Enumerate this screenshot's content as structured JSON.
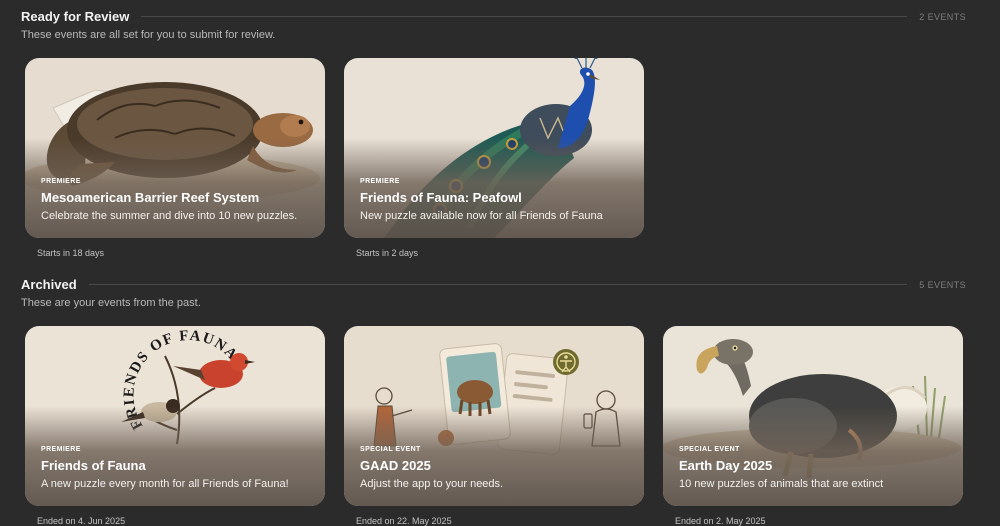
{
  "sections": [
    {
      "title": "Ready for Review",
      "count": "2 EVENTS",
      "subtitle": "These events are all set for you to submit for review.",
      "cards": [
        {
          "kind": "PREMIERE",
          "title": "Mesoamerican Barrier Reef System",
          "description": "Celebrate the summer and dive into 10 new puzzles.",
          "status": "Starts in 18 days",
          "art": "sea-turtle-illustration"
        },
        {
          "kind": "PREMIERE",
          "title": "Friends of Fauna: Peafowl",
          "description": "New puzzle available now for all Friends of Fauna",
          "status": "Starts in 2 days",
          "art": "peacock-illustration"
        }
      ]
    },
    {
      "title": "Archived",
      "count": "5 EVENTS",
      "subtitle": "These are your events from the past.",
      "cards": [
        {
          "kind": "PREMIERE",
          "title": "Friends of Fauna",
          "description": "A new puzzle every month for all Friends of Fauna!",
          "status": "Ended on 4. Jun 2025",
          "art": "birds-badge-illustration",
          "art_text": "FRIENDS OF FAUNA"
        },
        {
          "kind": "SPECIAL EVENT",
          "title": "GAAD 2025",
          "description": "Adjust the app to your needs.",
          "status": "Ended on 22. May 2025",
          "art": "accessibility-cards-illustration"
        },
        {
          "kind": "SPECIAL EVENT",
          "title": "Earth Day 2025",
          "description": "10 new puzzles of animals that are extinct",
          "status": "Ended on 2. May 2025",
          "art": "dodo-illustration"
        }
      ]
    }
  ]
}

* * * *

## Goal of the exercise
Transcribe all the data word for word; the images stay out.

## Full answer
Enumerate this screenshot's content as structured JSON.
{
  "sections": [
    {
      "title": "Ready for Review",
      "count": "2 EVENTS",
      "subtitle": "These events are all set for you to submit for review.",
      "cards": [
        {
          "kind": "PREMIERE",
          "title": "Mesoamerican Barrier Reef System",
          "description": "Celebrate the summer and dive into 10 new puzzles.",
          "status": "Starts in 18 days",
          "art": "sea-turtle-illustration"
        },
        {
          "kind": "PREMIERE",
          "title": "Friends of Fauna: Peafowl",
          "description": "New puzzle available now for all Friends of Fauna",
          "status": "Starts in 2 days",
          "art": "peacock-illustration"
        }
      ]
    },
    {
      "title": "Archived",
      "count": "5 EVENTS",
      "subtitle": "These are your events from the past.",
      "cards": [
        {
          "kind": "PREMIERE",
          "title": "Friends of Fauna",
          "description": "A new puzzle every month for all Friends of Fauna!",
          "status": "Ended on 4. Jun 2025",
          "art": "birds-badge-illustration",
          "art_text": "FRIENDS OF FAUNA"
        },
        {
          "kind": "SPECIAL EVENT",
          "title": "GAAD 2025",
          "description": "Adjust the app to your needs.",
          "status": "Ended on 22. May 2025",
          "art": "accessibility-cards-illustration"
        },
        {
          "kind": "SPECIAL EVENT",
          "title": "Earth Day 2025",
          "description": "10 new puzzles of animals that are extinct",
          "status": "Ended on 2. May 2025",
          "art": "dodo-illustration"
        }
      ]
    }
  ]
}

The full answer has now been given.